DATASET EXCERPTS:
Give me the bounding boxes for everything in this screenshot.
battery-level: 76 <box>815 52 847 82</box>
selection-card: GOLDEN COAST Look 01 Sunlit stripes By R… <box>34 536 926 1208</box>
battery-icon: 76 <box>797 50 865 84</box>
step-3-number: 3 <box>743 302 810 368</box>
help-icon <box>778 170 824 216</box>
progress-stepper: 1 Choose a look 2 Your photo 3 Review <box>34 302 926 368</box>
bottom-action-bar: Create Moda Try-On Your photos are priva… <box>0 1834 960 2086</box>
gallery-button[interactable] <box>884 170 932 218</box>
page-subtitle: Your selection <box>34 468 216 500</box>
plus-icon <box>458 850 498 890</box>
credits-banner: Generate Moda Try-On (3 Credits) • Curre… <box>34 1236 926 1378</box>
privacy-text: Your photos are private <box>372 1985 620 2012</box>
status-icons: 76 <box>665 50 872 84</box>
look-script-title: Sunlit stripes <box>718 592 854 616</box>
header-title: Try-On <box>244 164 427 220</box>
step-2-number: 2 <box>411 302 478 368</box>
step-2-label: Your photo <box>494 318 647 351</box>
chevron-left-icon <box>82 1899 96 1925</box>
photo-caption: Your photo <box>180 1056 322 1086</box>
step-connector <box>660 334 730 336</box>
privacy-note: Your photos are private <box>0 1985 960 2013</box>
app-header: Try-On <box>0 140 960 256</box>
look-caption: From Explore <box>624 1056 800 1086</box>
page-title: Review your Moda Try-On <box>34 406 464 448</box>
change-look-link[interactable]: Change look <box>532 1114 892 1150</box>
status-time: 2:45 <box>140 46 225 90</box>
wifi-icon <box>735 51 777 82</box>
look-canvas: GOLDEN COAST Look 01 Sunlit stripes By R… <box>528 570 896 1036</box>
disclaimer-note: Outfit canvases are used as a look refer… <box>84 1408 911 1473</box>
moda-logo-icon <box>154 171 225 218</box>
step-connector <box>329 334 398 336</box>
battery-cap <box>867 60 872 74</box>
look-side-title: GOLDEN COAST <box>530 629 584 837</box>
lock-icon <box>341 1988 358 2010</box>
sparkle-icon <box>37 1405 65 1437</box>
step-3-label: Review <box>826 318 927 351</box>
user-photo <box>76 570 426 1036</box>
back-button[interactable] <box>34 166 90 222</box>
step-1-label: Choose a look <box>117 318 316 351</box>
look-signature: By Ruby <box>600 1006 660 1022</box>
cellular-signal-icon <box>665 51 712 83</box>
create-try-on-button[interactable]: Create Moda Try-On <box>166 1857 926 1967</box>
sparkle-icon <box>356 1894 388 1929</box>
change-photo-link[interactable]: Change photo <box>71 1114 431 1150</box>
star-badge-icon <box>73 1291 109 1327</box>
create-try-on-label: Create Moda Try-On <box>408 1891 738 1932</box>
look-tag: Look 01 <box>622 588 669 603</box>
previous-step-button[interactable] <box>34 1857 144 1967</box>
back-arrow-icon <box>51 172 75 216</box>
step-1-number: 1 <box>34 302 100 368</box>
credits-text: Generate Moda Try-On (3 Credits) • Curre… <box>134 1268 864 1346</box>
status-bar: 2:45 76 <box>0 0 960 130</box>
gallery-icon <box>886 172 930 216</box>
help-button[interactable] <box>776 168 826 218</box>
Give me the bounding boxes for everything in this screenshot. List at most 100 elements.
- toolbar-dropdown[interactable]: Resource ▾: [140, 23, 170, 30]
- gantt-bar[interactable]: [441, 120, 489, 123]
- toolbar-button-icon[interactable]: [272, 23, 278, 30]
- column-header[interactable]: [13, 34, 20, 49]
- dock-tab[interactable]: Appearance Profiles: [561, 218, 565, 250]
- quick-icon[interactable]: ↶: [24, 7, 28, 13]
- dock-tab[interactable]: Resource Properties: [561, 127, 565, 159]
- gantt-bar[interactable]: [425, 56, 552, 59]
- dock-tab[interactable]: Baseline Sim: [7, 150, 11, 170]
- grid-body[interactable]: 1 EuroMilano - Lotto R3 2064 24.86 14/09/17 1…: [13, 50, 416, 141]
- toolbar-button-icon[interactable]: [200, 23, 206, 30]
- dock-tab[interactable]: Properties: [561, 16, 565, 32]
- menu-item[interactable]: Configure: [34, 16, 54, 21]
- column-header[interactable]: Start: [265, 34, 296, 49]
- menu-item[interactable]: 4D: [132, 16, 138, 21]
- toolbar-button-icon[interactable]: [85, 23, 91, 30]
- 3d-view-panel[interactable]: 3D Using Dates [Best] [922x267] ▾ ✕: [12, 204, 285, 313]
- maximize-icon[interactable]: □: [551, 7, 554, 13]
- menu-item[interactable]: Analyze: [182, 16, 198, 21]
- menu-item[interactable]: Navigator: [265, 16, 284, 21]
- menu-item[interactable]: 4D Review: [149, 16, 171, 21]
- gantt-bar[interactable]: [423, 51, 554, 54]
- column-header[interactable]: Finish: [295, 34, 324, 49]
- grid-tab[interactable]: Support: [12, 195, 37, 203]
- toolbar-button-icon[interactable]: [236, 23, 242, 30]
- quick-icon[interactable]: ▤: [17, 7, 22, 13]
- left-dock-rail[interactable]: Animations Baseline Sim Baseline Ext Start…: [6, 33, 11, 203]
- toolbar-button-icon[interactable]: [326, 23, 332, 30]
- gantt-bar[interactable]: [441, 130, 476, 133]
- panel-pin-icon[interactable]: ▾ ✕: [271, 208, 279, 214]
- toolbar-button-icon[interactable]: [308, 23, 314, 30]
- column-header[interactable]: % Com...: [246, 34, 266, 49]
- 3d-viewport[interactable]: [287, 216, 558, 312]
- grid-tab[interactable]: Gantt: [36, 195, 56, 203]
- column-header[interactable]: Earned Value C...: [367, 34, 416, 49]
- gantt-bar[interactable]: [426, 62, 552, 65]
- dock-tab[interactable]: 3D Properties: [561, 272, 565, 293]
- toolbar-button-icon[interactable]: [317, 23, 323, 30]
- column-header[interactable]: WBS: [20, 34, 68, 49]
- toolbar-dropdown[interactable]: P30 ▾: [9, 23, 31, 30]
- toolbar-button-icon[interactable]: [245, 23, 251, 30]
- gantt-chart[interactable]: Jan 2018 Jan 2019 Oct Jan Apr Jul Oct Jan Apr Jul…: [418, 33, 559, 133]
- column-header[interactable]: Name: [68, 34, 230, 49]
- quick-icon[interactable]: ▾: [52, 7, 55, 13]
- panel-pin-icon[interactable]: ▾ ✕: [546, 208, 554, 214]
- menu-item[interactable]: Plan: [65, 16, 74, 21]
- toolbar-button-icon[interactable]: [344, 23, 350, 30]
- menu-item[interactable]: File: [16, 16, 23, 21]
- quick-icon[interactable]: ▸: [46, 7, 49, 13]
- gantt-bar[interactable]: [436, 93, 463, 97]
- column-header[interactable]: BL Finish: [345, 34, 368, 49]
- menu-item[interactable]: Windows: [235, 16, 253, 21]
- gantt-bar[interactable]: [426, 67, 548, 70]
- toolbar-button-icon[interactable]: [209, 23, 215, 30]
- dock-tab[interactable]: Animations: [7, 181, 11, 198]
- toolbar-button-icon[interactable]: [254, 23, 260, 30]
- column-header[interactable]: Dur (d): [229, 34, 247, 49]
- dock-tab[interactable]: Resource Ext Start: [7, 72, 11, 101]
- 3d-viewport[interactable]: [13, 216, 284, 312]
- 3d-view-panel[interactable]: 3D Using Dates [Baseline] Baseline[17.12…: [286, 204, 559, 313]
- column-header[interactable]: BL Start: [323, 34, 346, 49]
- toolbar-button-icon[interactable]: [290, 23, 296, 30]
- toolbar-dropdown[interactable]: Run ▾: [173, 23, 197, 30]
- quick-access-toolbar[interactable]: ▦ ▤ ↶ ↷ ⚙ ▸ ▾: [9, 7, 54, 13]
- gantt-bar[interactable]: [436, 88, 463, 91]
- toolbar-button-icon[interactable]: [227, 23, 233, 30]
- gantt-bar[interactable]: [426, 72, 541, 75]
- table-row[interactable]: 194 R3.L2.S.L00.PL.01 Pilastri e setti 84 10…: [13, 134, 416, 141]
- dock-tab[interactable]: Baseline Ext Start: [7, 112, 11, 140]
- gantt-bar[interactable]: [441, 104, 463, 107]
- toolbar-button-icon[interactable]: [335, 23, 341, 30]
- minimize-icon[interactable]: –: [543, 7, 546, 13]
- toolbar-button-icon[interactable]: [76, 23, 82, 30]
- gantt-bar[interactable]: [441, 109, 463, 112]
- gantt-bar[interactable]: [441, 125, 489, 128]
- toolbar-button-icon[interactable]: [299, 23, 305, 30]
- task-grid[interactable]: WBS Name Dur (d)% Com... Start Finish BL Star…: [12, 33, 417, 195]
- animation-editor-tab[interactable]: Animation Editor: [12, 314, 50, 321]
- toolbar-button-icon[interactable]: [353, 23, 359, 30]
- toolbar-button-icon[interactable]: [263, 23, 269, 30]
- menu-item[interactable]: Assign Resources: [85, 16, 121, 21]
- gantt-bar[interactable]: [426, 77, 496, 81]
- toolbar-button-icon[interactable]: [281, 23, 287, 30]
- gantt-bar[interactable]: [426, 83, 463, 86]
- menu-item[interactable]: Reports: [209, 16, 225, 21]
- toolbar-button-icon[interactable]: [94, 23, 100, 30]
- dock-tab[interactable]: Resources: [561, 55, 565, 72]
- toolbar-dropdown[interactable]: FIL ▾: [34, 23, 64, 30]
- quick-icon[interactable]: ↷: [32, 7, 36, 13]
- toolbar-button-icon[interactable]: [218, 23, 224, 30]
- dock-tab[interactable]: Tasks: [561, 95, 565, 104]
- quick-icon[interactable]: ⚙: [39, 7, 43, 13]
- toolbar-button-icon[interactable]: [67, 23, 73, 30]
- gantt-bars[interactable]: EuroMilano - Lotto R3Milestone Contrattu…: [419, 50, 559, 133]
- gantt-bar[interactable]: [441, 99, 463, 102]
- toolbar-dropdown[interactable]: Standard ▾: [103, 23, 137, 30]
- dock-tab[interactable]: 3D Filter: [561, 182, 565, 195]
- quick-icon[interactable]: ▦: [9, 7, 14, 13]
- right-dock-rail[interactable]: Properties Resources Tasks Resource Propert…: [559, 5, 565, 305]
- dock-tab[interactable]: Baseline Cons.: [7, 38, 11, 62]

PROBLEM: Arrange everything from the first of the lines above down to the line containing "plus-icon <box>458 850 498 890</box>", inclusive, as a Markdown table with the columns Index and Line. Omit any blank lines.

ANSWER TO THE TASK:
| Index | Line |
|---|---|
| 1 | Give me the bounding boxes for everything in this screenshot. |
| 2 | battery-level: 76 <box>815 52 847 82</box> |
| 3 | selection-card: GOLDEN COAST Look 01 Sunlit stripes By R… <box>34 536 926 1208</box> |
| 4 | battery-icon: 76 <box>797 50 865 84</box> |
| 5 | step-3-number: 3 <box>743 302 810 368</box> |
| 6 | help-icon <box>778 170 824 216</box> |
| 7 | progress-stepper: 1 Choose a look 2 Your photo 3 Review <box>34 302 926 368</box> |
| 8 | bottom-action-bar: Create Moda Try-On Your photos are priva… <box>0 1834 960 2086</box> |
| 9 | gallery-button[interactable] <box>884 170 932 218</box> |
| 10 | page-subtitle: Your selection <box>34 468 216 500</box> |
| 11 | plus-icon <box>458 850 498 890</box> |